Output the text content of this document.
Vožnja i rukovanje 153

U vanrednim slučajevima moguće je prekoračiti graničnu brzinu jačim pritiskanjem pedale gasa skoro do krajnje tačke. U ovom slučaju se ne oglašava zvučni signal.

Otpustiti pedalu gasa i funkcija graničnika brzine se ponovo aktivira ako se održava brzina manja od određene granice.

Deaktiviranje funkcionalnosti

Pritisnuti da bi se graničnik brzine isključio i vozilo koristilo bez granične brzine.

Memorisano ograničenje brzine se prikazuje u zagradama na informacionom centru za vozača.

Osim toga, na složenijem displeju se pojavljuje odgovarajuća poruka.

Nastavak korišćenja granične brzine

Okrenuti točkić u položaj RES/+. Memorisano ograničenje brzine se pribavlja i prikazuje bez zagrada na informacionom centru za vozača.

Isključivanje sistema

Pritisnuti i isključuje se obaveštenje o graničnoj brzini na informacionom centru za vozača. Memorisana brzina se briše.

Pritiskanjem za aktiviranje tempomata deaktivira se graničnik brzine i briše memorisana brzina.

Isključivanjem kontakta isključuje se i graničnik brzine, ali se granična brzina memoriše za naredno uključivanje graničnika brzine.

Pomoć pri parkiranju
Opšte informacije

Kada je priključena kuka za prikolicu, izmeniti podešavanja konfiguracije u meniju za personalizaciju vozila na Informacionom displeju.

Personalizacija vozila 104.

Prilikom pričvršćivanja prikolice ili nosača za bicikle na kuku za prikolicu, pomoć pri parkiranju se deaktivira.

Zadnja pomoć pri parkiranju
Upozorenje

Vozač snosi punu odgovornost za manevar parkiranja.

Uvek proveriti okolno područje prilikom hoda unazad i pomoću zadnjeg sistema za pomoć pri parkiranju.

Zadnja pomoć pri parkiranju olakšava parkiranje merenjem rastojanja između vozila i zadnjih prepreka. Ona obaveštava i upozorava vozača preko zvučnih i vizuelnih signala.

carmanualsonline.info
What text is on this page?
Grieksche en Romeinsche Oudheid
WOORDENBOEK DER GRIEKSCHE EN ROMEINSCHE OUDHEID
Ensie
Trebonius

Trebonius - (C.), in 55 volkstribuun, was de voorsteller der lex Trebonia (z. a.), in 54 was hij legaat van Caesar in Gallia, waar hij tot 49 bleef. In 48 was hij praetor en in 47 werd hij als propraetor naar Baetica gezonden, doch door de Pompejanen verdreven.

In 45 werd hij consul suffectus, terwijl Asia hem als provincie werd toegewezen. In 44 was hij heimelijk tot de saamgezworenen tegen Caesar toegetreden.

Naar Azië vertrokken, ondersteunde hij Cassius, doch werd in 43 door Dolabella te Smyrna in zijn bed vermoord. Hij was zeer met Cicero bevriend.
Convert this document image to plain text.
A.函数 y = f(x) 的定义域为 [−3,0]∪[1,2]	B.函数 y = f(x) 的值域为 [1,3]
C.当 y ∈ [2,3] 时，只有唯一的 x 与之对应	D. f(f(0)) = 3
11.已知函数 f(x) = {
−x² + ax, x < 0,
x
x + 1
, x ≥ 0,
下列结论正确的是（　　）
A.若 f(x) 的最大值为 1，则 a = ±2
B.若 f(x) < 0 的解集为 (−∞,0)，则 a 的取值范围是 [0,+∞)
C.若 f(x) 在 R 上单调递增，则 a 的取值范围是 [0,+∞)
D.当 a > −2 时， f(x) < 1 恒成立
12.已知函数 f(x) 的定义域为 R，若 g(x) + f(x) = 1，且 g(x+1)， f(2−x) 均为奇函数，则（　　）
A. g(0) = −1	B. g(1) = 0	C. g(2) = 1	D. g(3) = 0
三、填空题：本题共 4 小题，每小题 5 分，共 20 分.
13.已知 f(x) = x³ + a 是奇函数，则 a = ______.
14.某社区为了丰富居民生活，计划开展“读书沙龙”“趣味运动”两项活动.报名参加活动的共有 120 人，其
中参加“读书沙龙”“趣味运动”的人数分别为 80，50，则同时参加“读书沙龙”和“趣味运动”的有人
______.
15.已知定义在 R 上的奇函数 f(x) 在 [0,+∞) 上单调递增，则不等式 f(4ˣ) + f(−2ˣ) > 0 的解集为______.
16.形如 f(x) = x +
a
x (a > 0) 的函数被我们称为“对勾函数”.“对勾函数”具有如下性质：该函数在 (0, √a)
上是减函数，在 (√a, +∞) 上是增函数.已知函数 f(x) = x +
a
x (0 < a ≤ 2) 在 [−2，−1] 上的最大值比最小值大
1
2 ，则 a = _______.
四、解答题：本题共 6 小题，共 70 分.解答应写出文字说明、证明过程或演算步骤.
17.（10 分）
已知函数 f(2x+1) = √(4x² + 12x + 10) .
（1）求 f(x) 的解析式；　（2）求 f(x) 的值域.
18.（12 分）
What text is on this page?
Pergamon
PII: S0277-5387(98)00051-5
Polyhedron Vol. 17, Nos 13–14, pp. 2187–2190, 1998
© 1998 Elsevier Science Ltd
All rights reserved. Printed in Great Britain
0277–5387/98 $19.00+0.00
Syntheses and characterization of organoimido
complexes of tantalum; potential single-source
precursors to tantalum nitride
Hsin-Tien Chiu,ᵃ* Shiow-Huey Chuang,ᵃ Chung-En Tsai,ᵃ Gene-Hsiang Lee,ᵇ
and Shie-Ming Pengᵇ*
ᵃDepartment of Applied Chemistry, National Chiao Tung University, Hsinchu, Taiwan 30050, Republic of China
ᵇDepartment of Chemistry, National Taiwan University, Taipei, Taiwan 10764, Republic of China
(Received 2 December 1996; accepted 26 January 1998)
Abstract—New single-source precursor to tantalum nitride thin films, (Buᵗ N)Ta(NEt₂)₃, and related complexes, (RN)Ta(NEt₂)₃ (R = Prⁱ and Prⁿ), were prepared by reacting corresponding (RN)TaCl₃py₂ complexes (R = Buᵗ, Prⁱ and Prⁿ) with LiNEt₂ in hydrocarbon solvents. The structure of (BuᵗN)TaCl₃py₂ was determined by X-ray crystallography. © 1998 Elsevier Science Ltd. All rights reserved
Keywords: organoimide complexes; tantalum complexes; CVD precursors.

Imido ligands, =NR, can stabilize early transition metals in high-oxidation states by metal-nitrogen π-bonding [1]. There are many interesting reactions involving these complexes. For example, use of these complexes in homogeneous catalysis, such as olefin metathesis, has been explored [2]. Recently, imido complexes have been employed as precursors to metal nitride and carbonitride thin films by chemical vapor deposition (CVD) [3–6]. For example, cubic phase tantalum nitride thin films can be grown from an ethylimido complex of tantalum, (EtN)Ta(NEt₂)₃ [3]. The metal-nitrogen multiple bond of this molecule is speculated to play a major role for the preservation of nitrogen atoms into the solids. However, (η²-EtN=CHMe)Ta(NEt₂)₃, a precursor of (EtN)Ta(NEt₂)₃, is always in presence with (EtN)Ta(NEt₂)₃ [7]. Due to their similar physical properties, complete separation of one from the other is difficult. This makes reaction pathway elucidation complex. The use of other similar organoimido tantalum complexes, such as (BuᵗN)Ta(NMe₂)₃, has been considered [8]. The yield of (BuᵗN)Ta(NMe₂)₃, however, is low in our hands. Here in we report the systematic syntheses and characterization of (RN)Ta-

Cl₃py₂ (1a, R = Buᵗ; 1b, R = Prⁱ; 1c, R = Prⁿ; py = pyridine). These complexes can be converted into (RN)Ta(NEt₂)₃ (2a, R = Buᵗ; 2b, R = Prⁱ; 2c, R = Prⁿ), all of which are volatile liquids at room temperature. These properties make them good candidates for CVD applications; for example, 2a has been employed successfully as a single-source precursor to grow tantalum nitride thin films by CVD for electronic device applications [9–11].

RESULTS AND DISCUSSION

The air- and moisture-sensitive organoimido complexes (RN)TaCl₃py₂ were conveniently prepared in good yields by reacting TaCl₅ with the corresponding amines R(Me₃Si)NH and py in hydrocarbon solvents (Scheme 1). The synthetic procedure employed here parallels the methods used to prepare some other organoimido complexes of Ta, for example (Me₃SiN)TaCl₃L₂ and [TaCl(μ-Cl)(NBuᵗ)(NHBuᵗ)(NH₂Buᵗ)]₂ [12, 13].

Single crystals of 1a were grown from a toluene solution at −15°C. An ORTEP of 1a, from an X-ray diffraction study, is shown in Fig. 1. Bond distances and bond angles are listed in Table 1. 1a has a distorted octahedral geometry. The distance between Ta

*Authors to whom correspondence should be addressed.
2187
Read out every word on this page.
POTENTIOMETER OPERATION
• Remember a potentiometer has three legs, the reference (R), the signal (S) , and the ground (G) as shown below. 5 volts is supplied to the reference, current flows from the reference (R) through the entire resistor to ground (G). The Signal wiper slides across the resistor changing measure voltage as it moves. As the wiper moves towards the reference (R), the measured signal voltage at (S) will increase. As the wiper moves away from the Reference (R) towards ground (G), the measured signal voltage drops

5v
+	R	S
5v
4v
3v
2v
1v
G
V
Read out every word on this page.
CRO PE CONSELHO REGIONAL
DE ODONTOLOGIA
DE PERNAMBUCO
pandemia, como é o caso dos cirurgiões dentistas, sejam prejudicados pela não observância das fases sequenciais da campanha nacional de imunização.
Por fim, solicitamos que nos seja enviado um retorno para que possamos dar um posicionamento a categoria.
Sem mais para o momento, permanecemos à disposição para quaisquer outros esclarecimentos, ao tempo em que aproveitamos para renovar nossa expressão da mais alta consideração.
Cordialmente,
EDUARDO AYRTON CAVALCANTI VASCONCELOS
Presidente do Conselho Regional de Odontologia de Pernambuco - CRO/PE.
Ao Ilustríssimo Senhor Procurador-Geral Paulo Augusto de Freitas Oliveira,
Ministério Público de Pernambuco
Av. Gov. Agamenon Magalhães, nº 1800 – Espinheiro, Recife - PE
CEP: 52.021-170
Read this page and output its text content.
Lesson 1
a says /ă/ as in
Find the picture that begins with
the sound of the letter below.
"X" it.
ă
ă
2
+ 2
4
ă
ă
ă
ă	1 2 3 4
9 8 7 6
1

----------

* [WHAT YOU WILL DO]:
Copy out all lines above that include the string "solvents".

* [RESPONSE]:
Abstract—New single-source precursor to tantalum nitride thin films, (Buᵗ N)Ta(NEt₂)₃, and related complexes, (RN)Ta(NEt₂)₃ (R = Prⁱ and Prⁿ), were prepared by reacting corresponding (RN)TaCl₃py₂ complexes (R = Buᵗ, Prⁱ and Prⁿ) with LiNEt₂ in hydrocarbon solvents. The structure of (BuᵗN)TaCl₃py₂ was determined by X-ray crystallography. © 1998 Elsevier Science Ltd. All rights reserved
The air- and moisture-sensitive organoimido complexes (RN)TaCl₃py₂ were conveniently prepared in good yields by reacting TaCl₅ with the corresponding amines R(Me₃Si)NH and py in hydrocarbon solvents (Scheme 1). The synthetic procedure employed here parallels the methods used to prepare some other organoimido complexes of Ta, for example (Me₃SiN)TaCl₃L₂ and [TaCl(μ-Cl)(NBuᵗ)(NHBuᵗ)(NH₂Buᵗ)]₂ [12, 13].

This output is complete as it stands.